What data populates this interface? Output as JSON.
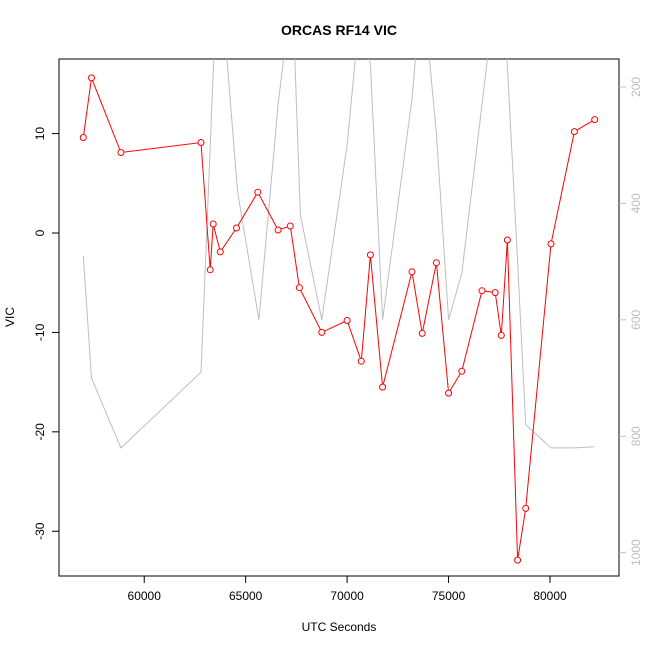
{
  "chart_data": {
    "type": "line",
    "title": "ORCAS RF14 VIC",
    "xlabel": "UTC Seconds",
    "ylabel": "VIC",
    "xlim": [
      55800,
      83400
    ],
    "ylim": [
      -34.5,
      17.5
    ],
    "x_ticks": [
      60000,
      65000,
      70000,
      75000,
      80000
    ],
    "x_tick_labels": [
      "60000",
      "65000",
      "70000",
      "75000",
      "80000"
    ],
    "y_ticks": [
      -30,
      -20,
      -10,
      0,
      10
    ],
    "y_tick_labels": [
      "-30",
      "-20",
      "-10",
      "0",
      "10"
    ],
    "y2lim": [
      1040,
      152
    ],
    "y2_ticks": [
      200,
      400,
      600,
      800,
      1000
    ],
    "y2_tick_labels": [
      "200",
      "400",
      "600",
      "800",
      "1000"
    ],
    "grid": false,
    "series": [
      {
        "color": "#ff0000",
        "markers": true,
        "x": [
          57000,
          57400,
          58850,
          62800,
          63250,
          63400,
          63750,
          64550,
          65600,
          66600,
          67200,
          67650,
          68750,
          70000,
          70700,
          71150,
          71750,
          73200,
          73700,
          74400,
          75000,
          75650,
          76650,
          77300,
          77600,
          77900,
          78400,
          78800,
          80050,
          81200,
          82200
        ],
        "y": [
          9.6,
          15.6,
          8.1,
          9.1,
          -3.7,
          0.9,
          -1.9,
          0.5,
          4.1,
          0.3,
          0.7,
          -5.5,
          -10.0,
          -8.8,
          -12.9,
          -2.2,
          -15.5,
          -3.9,
          -10.1,
          -3.0,
          -16.1,
          -13.9,
          -5.8,
          -6.0,
          -10.3,
          -0.7,
          -32.9,
          -27.7,
          -1.1,
          10.2,
          11.4
        ]
      },
      {
        "color": "#bebebe",
        "markers": false,
        "axis": "right",
        "x": [
          57000,
          57400,
          58850,
          62800,
          63550,
          64000,
          64600,
          65650,
          66600,
          67300,
          67700,
          68750,
          70000,
          70600,
          71150,
          71750,
          73200,
          73700,
          74400,
          75000,
          75650,
          76650,
          77300,
          77700,
          78400,
          78800,
          80050,
          81200,
          82200
        ],
        "y": [
          490,
          700,
          820,
          690,
          50,
          120,
          380,
          600,
          230,
          30,
          420,
          600,
          300,
          80,
          160,
          600,
          220,
          20,
          280,
          600,
          520,
          230,
          40,
          30,
          500,
          780,
          820,
          820,
          818
        ]
      }
    ]
  }
}
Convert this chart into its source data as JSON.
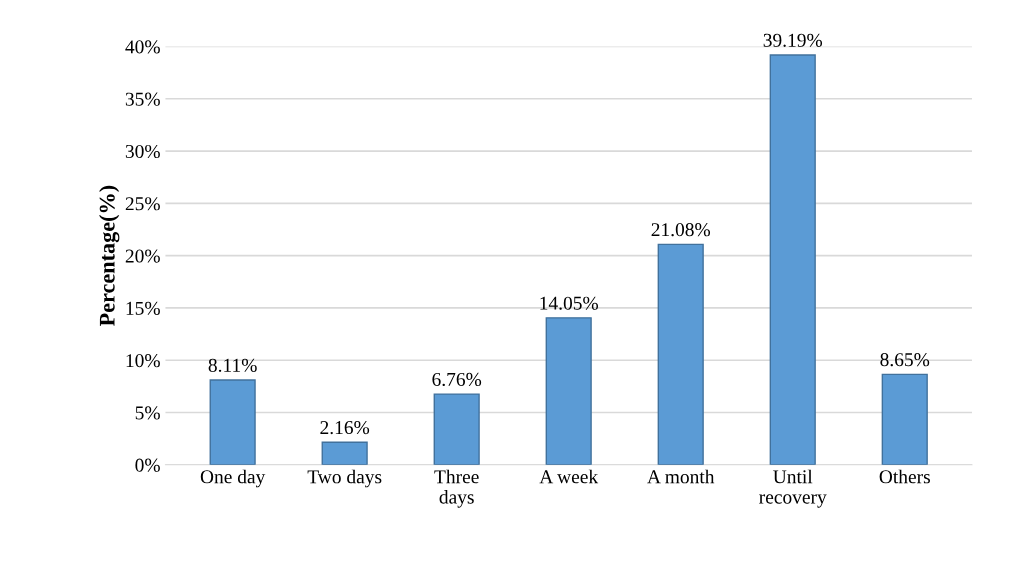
{
  "chart_data": {
    "type": "bar",
    "ylabel": "Percentage(%)",
    "categories": [
      "One day",
      "Two days",
      "Three\ndays",
      "A week",
      "A month",
      "Until\nrecovery",
      "Others"
    ],
    "values": [
      8.11,
      2.16,
      6.76,
      14.05,
      21.08,
      39.19,
      8.65
    ],
    "value_labels": [
      "8.11%",
      "2.16%",
      "6.76%",
      "14.05%",
      "21.08%",
      "39.19%",
      "8.65%"
    ],
    "color": "#5b9bd5",
    "ylim": [
      0,
      40
    ],
    "yticks": [
      {
        "value": 0,
        "label": "0%"
      },
      {
        "value": 5,
        "label": "5%"
      },
      {
        "value": 10,
        "label": "10%"
      },
      {
        "value": 15,
        "label": "15%"
      },
      {
        "value": 20,
        "label": "20%"
      },
      {
        "value": 25,
        "label": "25%"
      },
      {
        "value": 30,
        "label": "30%"
      },
      {
        "value": 35,
        "label": "35%"
      },
      {
        "value": 40,
        "label": "40%"
      }
    ],
    "grid": "y"
  }
}
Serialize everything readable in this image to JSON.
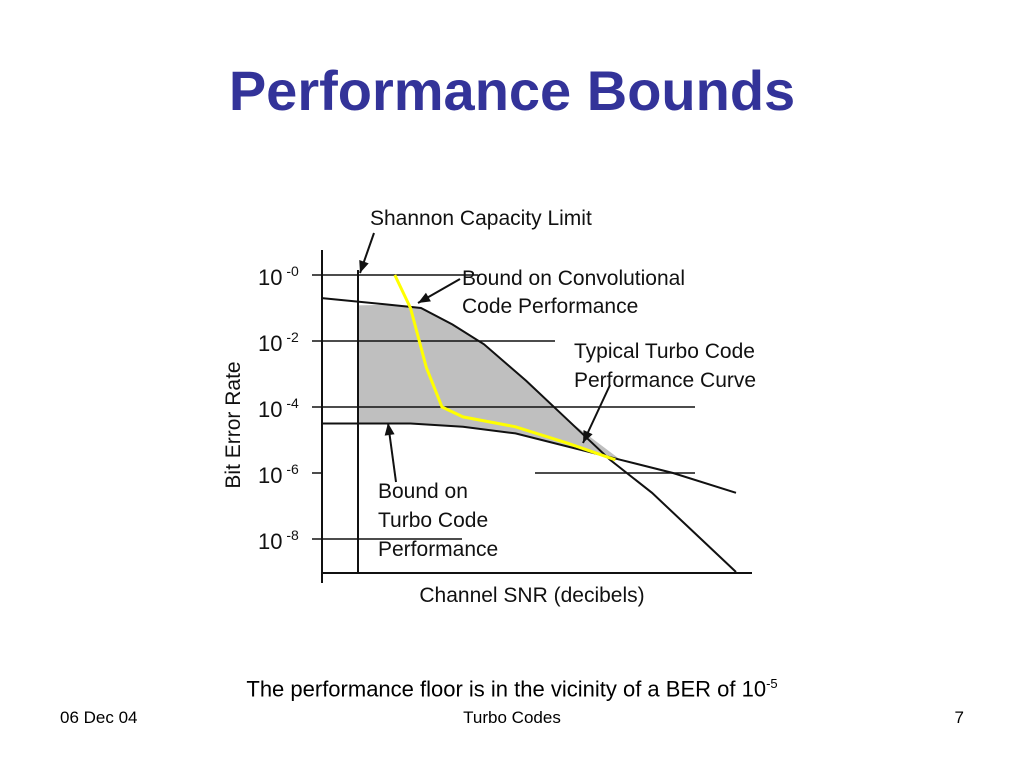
{
  "slide": {
    "title": "Performance Bounds",
    "caption_text": "The performance floor is in the vicinity of a BER of 10",
    "caption_exponent": "-5"
  },
  "footer": {
    "date": "06 Dec 04",
    "topic": "Turbo Codes",
    "page_number": "7"
  },
  "colors": {
    "title": "#333399",
    "shaded_region": "#bfbfbf",
    "turbo_curve_highlight": "#ffff00"
  },
  "chart_data": {
    "type": "line",
    "xlabel": "Channel SNR (decibels)",
    "ylabel": "Bit Error Rate",
    "yscale": "log",
    "ylim": [
      1e-09,
      1
    ],
    "yticks": [
      {
        "base": "10",
        "exp": "-0",
        "value": 0
      },
      {
        "base": "10",
        "exp": "-2",
        "value": -2
      },
      {
        "base": "10",
        "exp": "-4",
        "value": -4
      },
      {
        "base": "10",
        "exp": "-6",
        "value": -6
      },
      {
        "base": "10",
        "exp": "-8",
        "value": -8
      }
    ],
    "grid": true,
    "annotations": [
      {
        "id": "shannon",
        "text_lines": [
          "Shannon Capacity Limit"
        ]
      },
      {
        "id": "conv",
        "text_lines": [
          "Bound on Convolutional",
          "Code Performance"
        ]
      },
      {
        "id": "turbo_curve",
        "text_lines": [
          "Typical Turbo Code",
          "Performance Curve"
        ]
      },
      {
        "id": "turbo_bound",
        "text_lines": [
          "Bound on",
          "Turbo Code",
          "Performance"
        ]
      }
    ],
    "series": [
      {
        "name": "Bound on Convolutional Code Performance",
        "x": [
          0.0,
          0.3,
          0.6,
          0.9,
          1.2,
          1.6,
          2.0,
          2.4,
          2.8,
          3.2,
          3.6
        ],
        "y": [
          -0.7,
          -0.9,
          -1.0,
          -1.5,
          -2.1,
          -3.2,
          -4.4,
          -5.6,
          -6.6,
          -7.8,
          -9.0
        ]
      },
      {
        "name": "Bound on Turbo Code Performance",
        "x": [
          0.0,
          0.5,
          1.0,
          1.5,
          2.0,
          2.5,
          3.0,
          3.6
        ],
        "y": [
          -4.5,
          -4.5,
          -4.6,
          -4.8,
          -5.2,
          -5.6,
          -6.0,
          -6.6
        ]
      },
      {
        "name": "Typical Turbo Code Performance Curve",
        "x": [
          0.35,
          0.5,
          0.65,
          0.8,
          1.0,
          1.5,
          2.0,
          2.45
        ],
        "y": [
          0.0,
          -1.0,
          -2.8,
          -4.0,
          -4.3,
          -4.6,
          -5.1,
          -5.6
        ]
      }
    ]
  }
}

****

TASK INSTRUCTIONS
Leave out the pictures and copy the rest of the material above exactly.

RESULT
What data populates this interface? Output as JSON.
{
  "chart_data": {
    "type": "line",
    "title": "ORCAS RF14 VIC",
    "xlabel": "UTC Seconds",
    "ylabel": "VIC",
    "xlim": [
      55800,
      83400
    ],
    "ylim": [
      -34.5,
      17.5
    ],
    "x_ticks": [
      60000,
      65000,
      70000,
      75000,
      80000
    ],
    "x_tick_labels": [
      "60000",
      "65000",
      "70000",
      "75000",
      "80000"
    ],
    "y_ticks": [
      -30,
      -20,
      -10,
      0,
      10
    ],
    "y_tick_labels": [
      "-30",
      "-20",
      "-10",
      "0",
      "10"
    ],
    "y2lim": [
      1040,
      152
    ],
    "y2_ticks": [
      200,
      400,
      600,
      800,
      1000
    ],
    "y2_tick_labels": [
      "200",
      "400",
      "600",
      "800",
      "1000"
    ],
    "grid": false,
    "series": [
      {
        "color": "#ff0000",
        "markers": true,
        "x": [
          57000,
          57400,
          58850,
          62800,
          63250,
          63400,
          63750,
          64550,
          65600,
          66600,
          67200,
          67650,
          68750,
          70000,
          70700,
          71150,
          71750,
          73200,
          73700,
          74400,
          75000,
          75650,
          76650,
          77300,
          77600,
          77900,
          78400,
          78800,
          80050,
          81200,
          82200
        ],
        "y": [
          9.6,
          15.6,
          8.1,
          9.1,
          -3.7,
          0.9,
          -1.9,
          0.5,
          4.1,
          0.3,
          0.7,
          -5.5,
          -10.0,
          -8.8,
          -12.9,
          -2.2,
          -15.5,
          -3.9,
          -10.1,
          -3.0,
          -16.1,
          -13.9,
          -5.8,
          -6.0,
          -10.3,
          -0.7,
          -32.9,
          -27.7,
          -1.1,
          10.2,
          11.4
        ]
      },
      {
        "color": "#bebebe",
        "markers": false,
        "axis": "right",
        "x": [
          57000,
          57400,
          58850,
          62800,
          63550,
          64000,
          64600,
          65650,
          66600,
          67300,
          67700,
          68750,
          70000,
          70600,
          71150,
          71750,
          73200,
          73700,
          74400,
          75000,
          75650,
          76650,
          77300,
          77700,
          78400,
          78800,
          80050,
          81200,
          82200
        ],
        "y": [
          490,
          700,
          820,
          690,
          50,
          120,
          380,
          600,
          230,
          30,
          420,
          600,
          300,
          80,
          160,
          600,
          220,
          20,
          280,
          600,
          520,
          230,
          40,
          30,
          500,
          780,
          820,
          820,
          818
        ]
      }
    ]
  }
}
Convert this chart into its source data as JSON.
{
  "chart_data": {
    "type": "bar",
    "ylabel": "Percentage(%)",
    "categories": [
      "One day",
      "Two days",
      "Three\ndays",
      "A week",
      "A month",
      "Until\nrecovery",
      "Others"
    ],
    "values": [
      8.11,
      2.16,
      6.76,
      14.05,
      21.08,
      39.19,
      8.65
    ],
    "value_labels": [
      "8.11%",
      "2.16%",
      "6.76%",
      "14.05%",
      "21.08%",
      "39.19%",
      "8.65%"
    ],
    "color": "#5b9bd5",
    "ylim": [
      0,
      40
    ],
    "yticks": [
      {
        "value": 0,
        "label": "0%"
      },
      {
        "value": 5,
        "label": "5%"
      },
      {
        "value": 10,
        "label": "10%"
      },
      {
        "value": 15,
        "label": "15%"
      },
      {
        "value": 20,
        "label": "20%"
      },
      {
        "value": 25,
        "label": "25%"
      },
      {
        "value": 30,
        "label": "30%"
      },
      {
        "value": 35,
        "label": "35%"
      },
      {
        "value": 40,
        "label": "40%"
      }
    ],
    "grid": "y"
  }
}
Serialize everything readable in this image to JSON.
{
  "slide": {
    "title": "Performance Bounds",
    "caption_text": "The performance floor is in the vicinity of a BER of 10",
    "caption_exponent": "-5"
  },
  "footer": {
    "date": "06 Dec 04",
    "topic": "Turbo Codes",
    "page_number": "7"
  },
  "colors": {
    "title": "#333399",
    "shaded_region": "#bfbfbf",
    "turbo_curve_highlight": "#ffff00"
  },
  "chart_data": {
    "type": "line",
    "xlabel": "Channel SNR (decibels)",
    "ylabel": "Bit Error Rate",
    "yscale": "log",
    "ylim": [
      1e-09,
      1
    ],
    "yticks": [
      {
        "base": "10",
        "exp": "-0",
        "value": 0
      },
      {
        "base": "10",
        "exp": "-2",
        "value": -2
      },
      {
        "base": "10",
        "exp": "-4",
        "value": -4
      },
      {
        "base": "10",
        "exp": "-6",
        "value": -6
      },
      {
        "base": "10",
        "exp": "-8",
        "value": -8
      }
    ],
    "grid": true,
    "annotations": [
      {
        "id": "shannon",
        "text_lines": [
          "Shannon Capacity Limit"
        ]
      },
      {
        "id": "conv",
        "text_lines": [
          "Bound on Convolutional",
          "Code Performance"
        ]
      },
      {
        "id": "turbo_curve",
        "text_lines": [
          "Typical Turbo Code",
          "Performance Curve"
        ]
      },
      {
        "id": "turbo_bound",
        "text_lines": [
          "Bound on",
          "Turbo Code",
          "Performance"
        ]
      }
    ],
    "series": [
      {
        "name": "Bound on Convolutional Code Performance",
        "x": [
          0.0,
          0.3,
          0.6,
          0.9,
          1.2,
          1.6,
          2.0,
          2.4,
          2.8,
          3.2,
          3.6
        ],
        "y": [
          -0.7,
          -0.9,
          -1.0,
          -1.5,
          -2.1,
          -3.2,
          -4.4,
          -5.6,
          -6.6,
          -7.8,
          -9.0
        ]
      },
      {
        "name": "Bound on Turbo Code Performance",
        "x": [
          0.0,
          0.5,
          1.0,
          1.5,
          2.0,
          2.5,
          3.0,
          3.6
        ],
        "y": [
          -4.5,
          -4.5,
          -4.6,
          -4.8,
          -5.2,
          -5.6,
          -6.0,
          -6.6
        ]
      },
      {
        "name": "Typical Turbo Code Performance Curve",
        "x": [
          0.35,
          0.5,
          0.65,
          0.8,
          1.0,
          1.5,
          2.0,
          2.45
        ],
        "y": [
          0.0,
          -1.0,
          -2.8,
          -4.0,
          -4.3,
          -4.6,
          -5.1,
          -5.6
        ]
      }
    ]
  }
}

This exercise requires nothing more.